Problem details. Transcribe every line of the data below with no changes, and omit the pictures from your answer.

— START —

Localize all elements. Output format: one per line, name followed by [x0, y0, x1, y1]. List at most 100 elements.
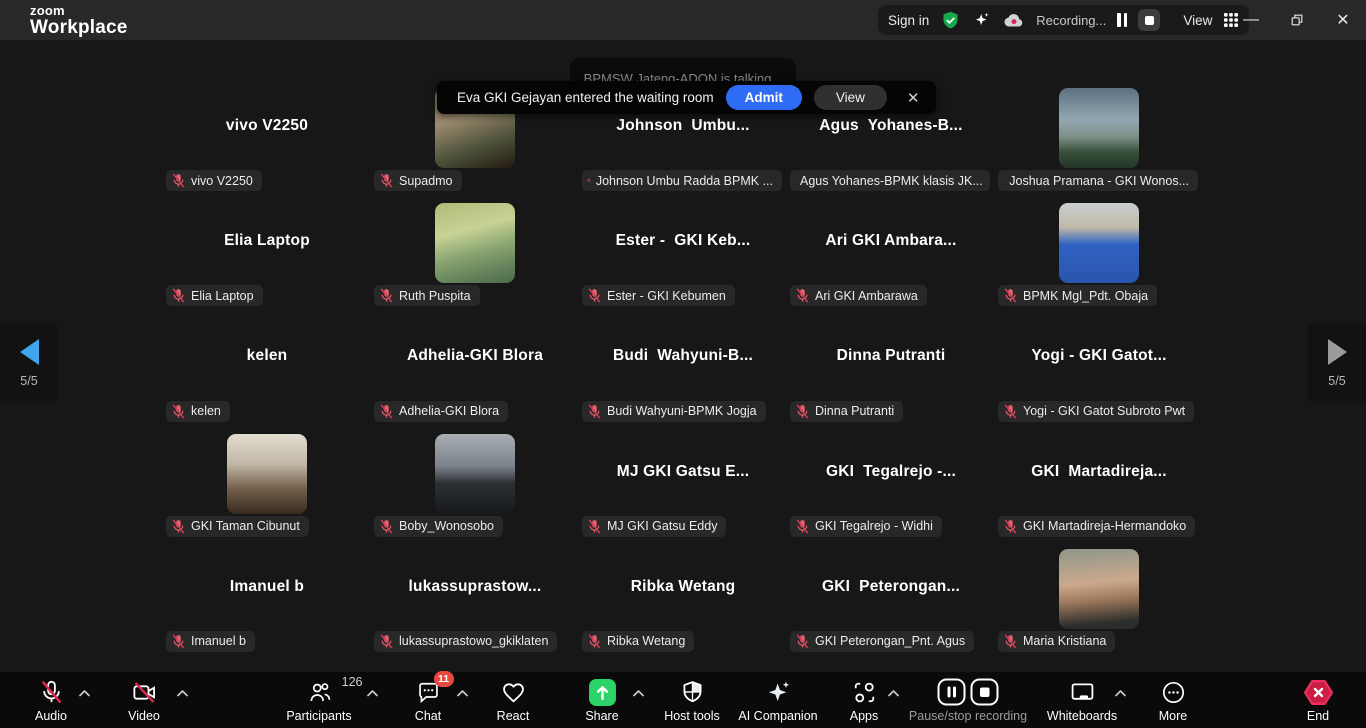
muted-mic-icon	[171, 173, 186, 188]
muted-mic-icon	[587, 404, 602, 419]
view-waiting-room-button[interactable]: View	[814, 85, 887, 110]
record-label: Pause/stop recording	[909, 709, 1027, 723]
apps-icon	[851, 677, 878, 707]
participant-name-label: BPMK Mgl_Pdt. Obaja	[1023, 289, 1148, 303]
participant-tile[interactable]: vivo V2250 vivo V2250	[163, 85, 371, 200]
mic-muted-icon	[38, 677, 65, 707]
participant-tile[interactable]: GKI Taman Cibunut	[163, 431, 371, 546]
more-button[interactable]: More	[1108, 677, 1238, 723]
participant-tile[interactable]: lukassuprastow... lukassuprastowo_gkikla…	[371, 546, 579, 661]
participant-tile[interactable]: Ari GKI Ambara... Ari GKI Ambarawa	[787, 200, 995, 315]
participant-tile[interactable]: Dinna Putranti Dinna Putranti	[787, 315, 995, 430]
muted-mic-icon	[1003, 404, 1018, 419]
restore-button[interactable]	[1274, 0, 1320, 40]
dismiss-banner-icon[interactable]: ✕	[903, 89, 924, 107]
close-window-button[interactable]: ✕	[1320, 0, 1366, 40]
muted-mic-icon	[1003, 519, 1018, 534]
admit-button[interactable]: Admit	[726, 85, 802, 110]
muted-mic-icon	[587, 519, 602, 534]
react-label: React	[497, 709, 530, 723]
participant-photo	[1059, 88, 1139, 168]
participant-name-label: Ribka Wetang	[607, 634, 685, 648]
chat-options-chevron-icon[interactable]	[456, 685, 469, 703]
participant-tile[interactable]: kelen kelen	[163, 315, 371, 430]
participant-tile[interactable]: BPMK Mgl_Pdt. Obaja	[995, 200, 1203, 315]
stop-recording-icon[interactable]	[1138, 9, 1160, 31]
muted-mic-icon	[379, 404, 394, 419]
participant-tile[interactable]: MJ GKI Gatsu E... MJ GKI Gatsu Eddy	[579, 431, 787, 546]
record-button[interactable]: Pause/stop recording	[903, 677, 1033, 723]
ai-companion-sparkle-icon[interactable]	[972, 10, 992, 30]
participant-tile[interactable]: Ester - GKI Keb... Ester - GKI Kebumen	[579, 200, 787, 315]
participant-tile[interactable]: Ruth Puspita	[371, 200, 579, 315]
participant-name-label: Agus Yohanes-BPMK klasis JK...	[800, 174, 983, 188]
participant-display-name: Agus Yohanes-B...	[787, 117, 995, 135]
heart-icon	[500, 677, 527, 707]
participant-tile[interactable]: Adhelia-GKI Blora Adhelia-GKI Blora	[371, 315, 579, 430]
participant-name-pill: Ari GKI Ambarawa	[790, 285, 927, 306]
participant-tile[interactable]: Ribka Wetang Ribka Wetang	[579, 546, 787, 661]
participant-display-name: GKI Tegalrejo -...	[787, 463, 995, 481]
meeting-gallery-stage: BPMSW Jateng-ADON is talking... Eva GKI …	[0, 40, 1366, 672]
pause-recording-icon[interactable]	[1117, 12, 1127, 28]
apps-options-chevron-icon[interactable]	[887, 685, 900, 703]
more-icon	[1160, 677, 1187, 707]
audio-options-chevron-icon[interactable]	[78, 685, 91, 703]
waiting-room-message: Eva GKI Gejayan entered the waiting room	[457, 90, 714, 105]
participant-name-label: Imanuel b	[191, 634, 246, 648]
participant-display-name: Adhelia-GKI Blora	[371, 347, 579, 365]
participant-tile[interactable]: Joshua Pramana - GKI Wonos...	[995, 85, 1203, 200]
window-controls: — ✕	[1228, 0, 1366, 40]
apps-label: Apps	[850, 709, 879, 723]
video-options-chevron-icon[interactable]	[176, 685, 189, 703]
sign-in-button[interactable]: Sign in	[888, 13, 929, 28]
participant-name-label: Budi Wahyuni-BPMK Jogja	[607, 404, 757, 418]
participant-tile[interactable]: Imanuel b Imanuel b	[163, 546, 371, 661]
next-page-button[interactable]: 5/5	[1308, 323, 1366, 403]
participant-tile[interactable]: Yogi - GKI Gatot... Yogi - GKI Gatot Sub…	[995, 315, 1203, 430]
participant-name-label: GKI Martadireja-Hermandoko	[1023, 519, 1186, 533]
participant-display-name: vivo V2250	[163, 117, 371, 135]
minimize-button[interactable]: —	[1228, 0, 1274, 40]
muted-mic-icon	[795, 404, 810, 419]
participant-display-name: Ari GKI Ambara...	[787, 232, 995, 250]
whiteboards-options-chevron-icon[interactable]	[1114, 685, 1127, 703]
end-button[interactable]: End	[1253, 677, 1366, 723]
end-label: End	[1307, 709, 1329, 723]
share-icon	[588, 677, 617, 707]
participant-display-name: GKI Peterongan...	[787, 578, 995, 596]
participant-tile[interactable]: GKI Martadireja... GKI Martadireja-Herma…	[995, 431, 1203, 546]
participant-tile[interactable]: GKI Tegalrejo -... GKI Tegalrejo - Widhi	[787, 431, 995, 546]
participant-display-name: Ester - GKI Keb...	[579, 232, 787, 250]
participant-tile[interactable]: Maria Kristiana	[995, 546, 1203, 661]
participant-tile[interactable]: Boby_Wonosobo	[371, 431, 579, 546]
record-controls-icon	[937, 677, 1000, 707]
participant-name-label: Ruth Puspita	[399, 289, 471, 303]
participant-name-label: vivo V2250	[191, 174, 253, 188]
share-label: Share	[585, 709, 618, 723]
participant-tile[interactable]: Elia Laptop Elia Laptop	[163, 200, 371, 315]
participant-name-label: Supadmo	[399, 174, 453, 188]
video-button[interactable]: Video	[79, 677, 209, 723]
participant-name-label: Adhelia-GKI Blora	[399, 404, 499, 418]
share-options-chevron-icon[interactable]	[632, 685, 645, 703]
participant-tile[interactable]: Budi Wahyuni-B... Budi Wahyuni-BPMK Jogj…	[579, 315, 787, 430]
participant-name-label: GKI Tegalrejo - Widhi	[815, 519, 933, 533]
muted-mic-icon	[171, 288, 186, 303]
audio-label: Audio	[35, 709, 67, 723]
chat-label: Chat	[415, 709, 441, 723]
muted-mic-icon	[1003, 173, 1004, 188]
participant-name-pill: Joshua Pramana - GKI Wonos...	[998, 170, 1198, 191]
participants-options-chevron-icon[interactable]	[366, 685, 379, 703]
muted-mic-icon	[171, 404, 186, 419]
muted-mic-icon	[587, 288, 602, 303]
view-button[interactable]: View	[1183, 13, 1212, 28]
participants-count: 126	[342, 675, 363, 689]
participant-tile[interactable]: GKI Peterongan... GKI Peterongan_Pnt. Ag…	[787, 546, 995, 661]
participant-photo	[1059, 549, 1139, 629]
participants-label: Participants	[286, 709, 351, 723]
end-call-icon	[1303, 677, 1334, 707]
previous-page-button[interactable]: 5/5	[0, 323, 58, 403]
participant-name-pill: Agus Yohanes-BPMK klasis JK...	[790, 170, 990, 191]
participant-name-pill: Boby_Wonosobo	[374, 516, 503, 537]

— END —

Solution to this task.
Localize all elements. Output format: one per line, name followed by [x0, y0, x1, y1]. List at most 100 elements.
muted-mic-icon	[171, 173, 186, 188]
muted-mic-icon	[587, 404, 602, 419]
view-waiting-room-button[interactable]: View	[814, 85, 887, 110]
record-label: Pause/stop recording	[909, 709, 1027, 723]
apps-icon	[851, 677, 878, 707]
participant-name-label: BPMK Mgl_Pdt. Obaja	[1023, 289, 1148, 303]
participant-tile[interactable]: vivo V2250 vivo V2250	[163, 85, 371, 200]
mic-muted-icon	[38, 677, 65, 707]
participant-tile[interactable]: GKI Taman Cibunut	[163, 431, 371, 546]
more-button[interactable]: More	[1108, 677, 1238, 723]
participant-tile[interactable]: lukassuprastow... lukassuprastowo_gkikla…	[371, 546, 579, 661]
participant-tile[interactable]: Ari GKI Ambara... Ari GKI Ambarawa	[787, 200, 995, 315]
participant-tile[interactable]: Dinna Putranti Dinna Putranti	[787, 315, 995, 430]
muted-mic-icon	[1003, 404, 1018, 419]
restore-button[interactable]	[1274, 0, 1320, 40]
dismiss-banner-icon[interactable]: ✕	[903, 89, 924, 107]
close-window-button[interactable]: ✕	[1320, 0, 1366, 40]
muted-mic-icon	[1003, 519, 1018, 534]
admit-button[interactable]: Admit	[726, 85, 802, 110]
muted-mic-icon	[587, 519, 602, 534]
react-label: React	[497, 709, 530, 723]
participant-photo	[1059, 88, 1139, 168]
participant-name-label: Ribka Wetang	[607, 634, 685, 648]
chat-options-chevron-icon[interactable]	[456, 685, 469, 703]
participant-tile[interactable]: kelen kelen	[163, 315, 371, 430]
participant-tile[interactable]: BPMK Mgl_Pdt. Obaja	[995, 200, 1203, 315]
stop-recording-icon[interactable]	[1138, 9, 1160, 31]
muted-mic-icon	[379, 404, 394, 419]
participant-tile[interactable]: MJ GKI Gatsu E... MJ GKI Gatsu Eddy	[579, 431, 787, 546]
record-button[interactable]: Pause/stop recording	[903, 677, 1033, 723]
ai-companion-sparkle-icon[interactable]	[972, 10, 992, 30]
participant-tile[interactable]: Ester - GKI Keb... Ester - GKI Kebumen	[579, 200, 787, 315]
participant-tile[interactable]: Ruth Puspita	[371, 200, 579, 315]
participant-name-label: Agus Yohanes-BPMK klasis JK...	[800, 174, 983, 188]
participant-display-name: Agus Yohanes-B...	[787, 117, 995, 135]
heart-icon	[500, 677, 527, 707]
participant-tile[interactable]: Adhelia-GKI Blora Adhelia-GKI Blora	[371, 315, 579, 430]
participant-name-pill: Ari GKI Ambarawa	[790, 285, 927, 306]
participant-tile[interactable]: Ribka Wetang Ribka Wetang	[579, 546, 787, 661]
participant-display-name: GKI Tegalrejo -...	[787, 463, 995, 481]
meeting-gallery-stage: BPMSW Jateng-ADON is talking... Eva GKI …	[0, 40, 1366, 672]
pause-recording-icon[interactable]	[1117, 12, 1127, 28]
apps-options-chevron-icon[interactable]	[887, 685, 900, 703]
more-icon	[1160, 677, 1187, 707]
audio-options-chevron-icon[interactable]	[78, 685, 91, 703]
waiting-room-message: Eva GKI Gejayan entered the waiting room	[457, 90, 714, 105]
participant-name-label: Imanuel b	[191, 634, 246, 648]
participant-display-name: Adhelia-GKI Blora	[371, 347, 579, 365]
participant-tile[interactable]: Joshua Pramana - GKI Wonos...	[995, 85, 1203, 200]
window-controls: — ✕	[1228, 0, 1366, 40]
apps-label: Apps	[850, 709, 879, 723]
video-options-chevron-icon[interactable]	[176, 685, 189, 703]
sign-in-button[interactable]: Sign in	[888, 13, 929, 28]
participant-name-label: Budi Wahyuni-BPMK Jogja	[607, 404, 757, 418]
participant-tile[interactable]: Imanuel b Imanuel b	[163, 546, 371, 661]
next-page-button[interactable]: 5/5	[1308, 323, 1366, 403]
participant-tile[interactable]: Yogi - GKI Gatot... Yogi - GKI Gatot Sub…	[995, 315, 1203, 430]
participant-name-label: GKI Martadireja-Hermandoko	[1023, 519, 1186, 533]
participant-display-name: vivo V2250	[163, 117, 371, 135]
minimize-button[interactable]: —	[1228, 0, 1274, 40]
muted-mic-icon	[795, 404, 810, 419]
participant-display-name: Ari GKI Ambara...	[787, 232, 995, 250]
whiteboards-options-chevron-icon[interactable]	[1114, 685, 1127, 703]
end-button[interactable]: End	[1253, 677, 1366, 723]
end-label: End	[1307, 709, 1329, 723]
share-icon	[588, 677, 617, 707]
participant-display-name: GKI Peterongan...	[787, 578, 995, 596]
participant-tile[interactable]: GKI Martadireja... GKI Martadireja-Herma…	[995, 431, 1203, 546]
participant-tile[interactable]: GKI Tegalrejo -... GKI Tegalrejo - Widhi	[787, 431, 995, 546]
participant-display-name: Ester - GKI Keb...	[579, 232, 787, 250]
participant-tile[interactable]: Maria Kristiana	[995, 546, 1203, 661]
participant-tile[interactable]: Boby_Wonosobo	[371, 431, 579, 546]
record-controls-icon	[937, 677, 1000, 707]
participant-name-label: Ruth Puspita	[399, 289, 471, 303]
participant-name-label: vivo V2250	[191, 174, 253, 188]
share-label: Share	[585, 709, 618, 723]
participant-tile[interactable]: Elia Laptop Elia Laptop	[163, 200, 371, 315]
participant-name-label: Supadmo	[399, 174, 453, 188]
video-button[interactable]: Video	[79, 677, 209, 723]
participant-name-label: Adhelia-GKI Blora	[399, 404, 499, 418]
share-options-chevron-icon[interactable]	[632, 685, 645, 703]
participant-tile[interactable]: Budi Wahyuni-B... Budi Wahyuni-BPMK Jogj…	[579, 315, 787, 430]
participant-name-label: GKI Tegalrejo - Widhi	[815, 519, 933, 533]
muted-mic-icon	[171, 288, 186, 303]
audio-label: Audio	[35, 709, 67, 723]
chat-label: Chat	[415, 709, 441, 723]
muted-mic-icon	[1003, 173, 1004, 188]
participant-name-pill: Joshua Pramana - GKI Wonos...	[998, 170, 1198, 191]
participants-options-chevron-icon[interactable]	[366, 685, 379, 703]
muted-mic-icon	[171, 404, 186, 419]
muted-mic-icon	[587, 288, 602, 303]
view-button[interactable]: View	[1183, 13, 1212, 28]
participants-count: 126	[342, 675, 363, 689]
participant-tile[interactable]: GKI Peterongan... GKI Peterongan_Pnt. Ag…	[787, 546, 995, 661]
participant-photo	[1059, 549, 1139, 629]
participants-label: Participants	[286, 709, 351, 723]
end-call-icon	[1303, 677, 1334, 707]
previous-page-button[interactable]: 5/5	[0, 323, 58, 403]
participant-name-pill: Agus Yohanes-BPMK klasis JK...	[790, 170, 990, 191]
participant-name-pill: Boby_Wonosobo	[374, 516, 503, 537]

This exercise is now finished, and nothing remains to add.